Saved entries
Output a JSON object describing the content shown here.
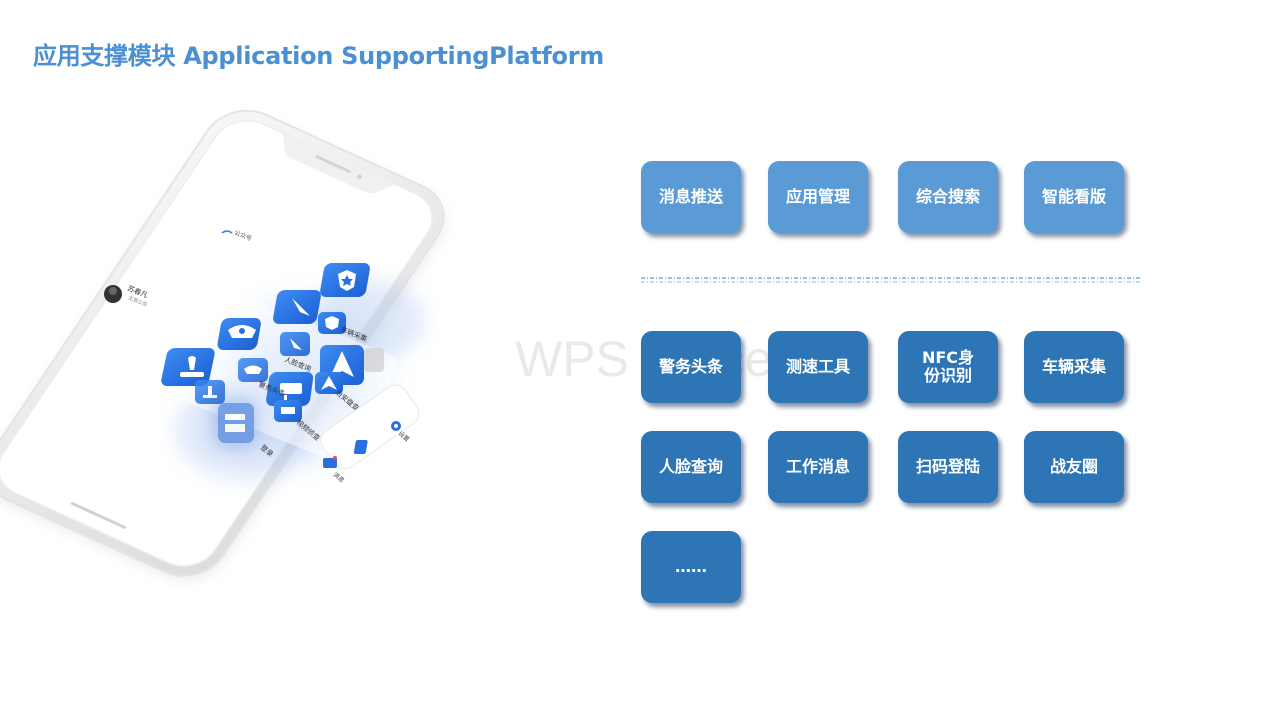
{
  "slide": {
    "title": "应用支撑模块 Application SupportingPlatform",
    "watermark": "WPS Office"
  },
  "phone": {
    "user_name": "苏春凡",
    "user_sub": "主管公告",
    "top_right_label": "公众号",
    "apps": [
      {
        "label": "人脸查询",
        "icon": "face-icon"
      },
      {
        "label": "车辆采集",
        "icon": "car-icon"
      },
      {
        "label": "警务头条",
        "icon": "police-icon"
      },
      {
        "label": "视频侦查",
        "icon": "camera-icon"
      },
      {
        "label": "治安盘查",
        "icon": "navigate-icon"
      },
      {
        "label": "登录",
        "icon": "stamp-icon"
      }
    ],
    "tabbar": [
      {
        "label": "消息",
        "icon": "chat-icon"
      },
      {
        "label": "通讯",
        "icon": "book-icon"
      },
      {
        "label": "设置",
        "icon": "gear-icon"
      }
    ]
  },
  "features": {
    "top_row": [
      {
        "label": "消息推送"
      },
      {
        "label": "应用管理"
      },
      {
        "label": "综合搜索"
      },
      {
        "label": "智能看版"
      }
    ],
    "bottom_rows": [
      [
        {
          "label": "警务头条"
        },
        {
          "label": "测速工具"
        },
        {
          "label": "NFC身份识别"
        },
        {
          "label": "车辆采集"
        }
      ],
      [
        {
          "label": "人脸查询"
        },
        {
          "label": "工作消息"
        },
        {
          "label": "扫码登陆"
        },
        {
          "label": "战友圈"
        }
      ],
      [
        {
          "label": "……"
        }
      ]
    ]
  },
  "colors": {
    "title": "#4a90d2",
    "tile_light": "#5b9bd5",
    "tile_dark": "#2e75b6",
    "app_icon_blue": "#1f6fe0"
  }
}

* **Required task**: What is the number of lines in these records that contain "title"? Reply with the number only.

* **The response**: 2